Request ::
Return the records in full, exactly as given.

---------- Exercise data ----------

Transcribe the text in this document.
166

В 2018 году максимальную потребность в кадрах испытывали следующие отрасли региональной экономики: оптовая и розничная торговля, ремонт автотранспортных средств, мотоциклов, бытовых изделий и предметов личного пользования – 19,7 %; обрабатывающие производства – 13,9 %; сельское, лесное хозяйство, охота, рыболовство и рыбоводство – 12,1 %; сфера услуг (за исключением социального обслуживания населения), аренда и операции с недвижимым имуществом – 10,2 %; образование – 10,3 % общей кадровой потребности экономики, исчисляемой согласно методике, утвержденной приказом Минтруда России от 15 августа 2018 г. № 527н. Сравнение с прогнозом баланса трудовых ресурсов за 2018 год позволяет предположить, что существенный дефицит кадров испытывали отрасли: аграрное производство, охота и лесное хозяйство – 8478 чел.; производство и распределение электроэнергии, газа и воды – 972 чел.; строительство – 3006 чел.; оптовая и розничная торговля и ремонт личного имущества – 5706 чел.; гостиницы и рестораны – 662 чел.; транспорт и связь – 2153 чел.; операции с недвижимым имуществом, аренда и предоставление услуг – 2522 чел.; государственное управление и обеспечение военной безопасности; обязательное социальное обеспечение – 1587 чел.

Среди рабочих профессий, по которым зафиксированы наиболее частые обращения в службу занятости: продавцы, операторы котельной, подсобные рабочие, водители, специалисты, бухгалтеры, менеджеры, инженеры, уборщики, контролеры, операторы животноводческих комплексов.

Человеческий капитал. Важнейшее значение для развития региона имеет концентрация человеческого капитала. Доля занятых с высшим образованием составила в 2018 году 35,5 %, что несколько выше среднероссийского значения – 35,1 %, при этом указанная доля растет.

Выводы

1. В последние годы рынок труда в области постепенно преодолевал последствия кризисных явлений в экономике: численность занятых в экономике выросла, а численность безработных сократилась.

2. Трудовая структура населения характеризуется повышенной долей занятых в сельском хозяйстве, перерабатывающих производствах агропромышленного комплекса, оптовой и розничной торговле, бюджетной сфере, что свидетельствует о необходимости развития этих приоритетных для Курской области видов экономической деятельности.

----------

Solution for this exercise ::
Transcribe the text in this document.
166

В 2018 году максимальную потребность в кадрах испытывали следующие отрасли региональной экономики: оптовая и розничная торговля, ремонт автотранспортных средств, мотоциклов, бытовых изделий и предметов личного пользования – 19,7 %; обрабатывающие производства – 13,9 %; сельское, лесное хозяйство, охота, рыболовство и рыбоводство – 12,1 %; сфера услуг (за исключением социального обслуживания населения), аренда и операции с недвижимым имуществом – 10,2 %; образование – 10,3 % общей кадровой потребности экономики, исчисляемой согласно методике, утвержденной приказом Минтруда России от 15 августа 2018 г. № 527н. Сравнение с прогнозом баланса трудовых ресурсов за 2018 год позволяет предположить, что существенный дефицит кадров испытывали отрасли: аграрное производство, охота и лесное хозяйство – 8478 чел.; производство и распределение электроэнергии, газа и воды – 972 чел.; строительство – 3006 чел.; оптовая и розничная торговля и ремонт личного имущества – 5706 чел.; гостиницы и рестораны – 662 чел.; транспорт и связь – 2153 чел.; операции с недвижимым имуществом, аренда и предоставление услуг – 2522 чел.; государственное управление и обеспечение военной безопасности; обязательное социальное обеспечение – 1587 чел.

Среди рабочих профессий, по которым зафиксированы наиболее частые обращения в службу занятости: продавцы, операторы котельной, подсобные рабочие, водители, специалисты, бухгалтеры, менеджеры, инженеры, уборщики, контролеры, операторы животноводческих комплексов.

Человеческий капитал. Важнейшее значение для развития региона имеет концентрация человеческого капитала. Доля занятых с высшим образованием составила в 2018 году 35,5 %, что несколько выше среднероссийского значения – 35,1 %, при этом указанная доля растет.

Выводы

1. В последние годы рынок труда в области постепенно преодолевал последствия кризисных явлений в экономике: численность занятых в экономике выросла, а численность безработных сократилась.

2. Трудовая структура населения характеризуется повышенной долей занятых в сельском хозяйстве, перерабатывающих производствах агропромышленного комплекса, оптовой и розничной торговле, бюджетной сфере, что свидетельствует о необходимости развития этих приоритетных для Курской области видов экономической деятельности.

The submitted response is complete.